-- Input data start --
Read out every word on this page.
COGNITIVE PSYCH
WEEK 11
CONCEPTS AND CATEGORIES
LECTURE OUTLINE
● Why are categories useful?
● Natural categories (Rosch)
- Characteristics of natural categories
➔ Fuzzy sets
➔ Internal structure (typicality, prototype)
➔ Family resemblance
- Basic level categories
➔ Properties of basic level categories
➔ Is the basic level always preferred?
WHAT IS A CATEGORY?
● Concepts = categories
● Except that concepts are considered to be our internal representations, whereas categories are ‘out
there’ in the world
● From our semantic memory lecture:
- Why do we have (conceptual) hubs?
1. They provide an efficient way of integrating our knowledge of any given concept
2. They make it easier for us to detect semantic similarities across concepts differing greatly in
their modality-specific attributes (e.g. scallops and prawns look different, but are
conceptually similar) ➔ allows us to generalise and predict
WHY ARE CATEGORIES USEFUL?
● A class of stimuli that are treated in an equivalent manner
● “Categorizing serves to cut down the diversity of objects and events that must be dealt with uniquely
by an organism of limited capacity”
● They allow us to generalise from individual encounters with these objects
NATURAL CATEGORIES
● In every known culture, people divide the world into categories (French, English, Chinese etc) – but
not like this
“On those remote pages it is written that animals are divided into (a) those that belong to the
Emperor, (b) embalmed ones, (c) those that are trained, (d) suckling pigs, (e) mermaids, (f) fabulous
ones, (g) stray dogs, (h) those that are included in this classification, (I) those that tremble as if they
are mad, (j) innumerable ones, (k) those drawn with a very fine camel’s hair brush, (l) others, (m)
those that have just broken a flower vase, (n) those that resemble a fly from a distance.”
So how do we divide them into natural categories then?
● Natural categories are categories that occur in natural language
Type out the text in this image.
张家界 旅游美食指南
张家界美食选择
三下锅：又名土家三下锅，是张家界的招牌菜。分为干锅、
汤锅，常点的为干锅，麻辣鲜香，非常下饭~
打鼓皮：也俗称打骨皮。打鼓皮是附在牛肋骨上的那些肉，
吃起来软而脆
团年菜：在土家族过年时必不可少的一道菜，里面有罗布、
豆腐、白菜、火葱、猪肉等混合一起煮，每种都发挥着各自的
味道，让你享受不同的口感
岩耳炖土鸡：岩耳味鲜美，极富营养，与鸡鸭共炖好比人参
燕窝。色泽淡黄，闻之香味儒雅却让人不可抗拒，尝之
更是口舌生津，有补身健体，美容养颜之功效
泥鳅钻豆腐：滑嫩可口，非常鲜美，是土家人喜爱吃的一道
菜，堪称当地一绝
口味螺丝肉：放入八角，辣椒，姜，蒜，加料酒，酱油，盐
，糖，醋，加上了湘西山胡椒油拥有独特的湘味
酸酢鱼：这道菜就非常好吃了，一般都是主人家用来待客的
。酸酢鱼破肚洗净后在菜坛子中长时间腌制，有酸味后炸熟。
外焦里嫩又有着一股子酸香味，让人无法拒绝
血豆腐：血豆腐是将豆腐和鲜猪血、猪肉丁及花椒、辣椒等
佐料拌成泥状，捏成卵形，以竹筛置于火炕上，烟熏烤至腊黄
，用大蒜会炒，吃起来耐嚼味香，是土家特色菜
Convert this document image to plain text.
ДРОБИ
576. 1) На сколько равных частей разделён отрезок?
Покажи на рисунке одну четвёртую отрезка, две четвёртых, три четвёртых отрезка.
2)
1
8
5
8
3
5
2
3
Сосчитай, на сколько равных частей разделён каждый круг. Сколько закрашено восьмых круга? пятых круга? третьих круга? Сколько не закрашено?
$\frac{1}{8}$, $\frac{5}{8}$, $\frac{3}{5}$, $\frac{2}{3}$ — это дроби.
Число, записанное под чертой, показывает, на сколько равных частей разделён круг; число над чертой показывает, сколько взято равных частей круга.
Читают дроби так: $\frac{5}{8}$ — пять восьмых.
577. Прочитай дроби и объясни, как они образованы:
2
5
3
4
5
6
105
-- Input data end --
**Your instructions**
Extract each line holding the word "круга" from the records.

**Correct answer**
Сосчитай, на сколько равных частей разделён каждый круг. Сколько закрашено восьмых круга? пятых круга? третьих круга? Сколько не закрашено?
Число, записанное под чертой, показывает, на сколько равных частей разделён круг; число над чертой показывает, сколько взято равных частей круга.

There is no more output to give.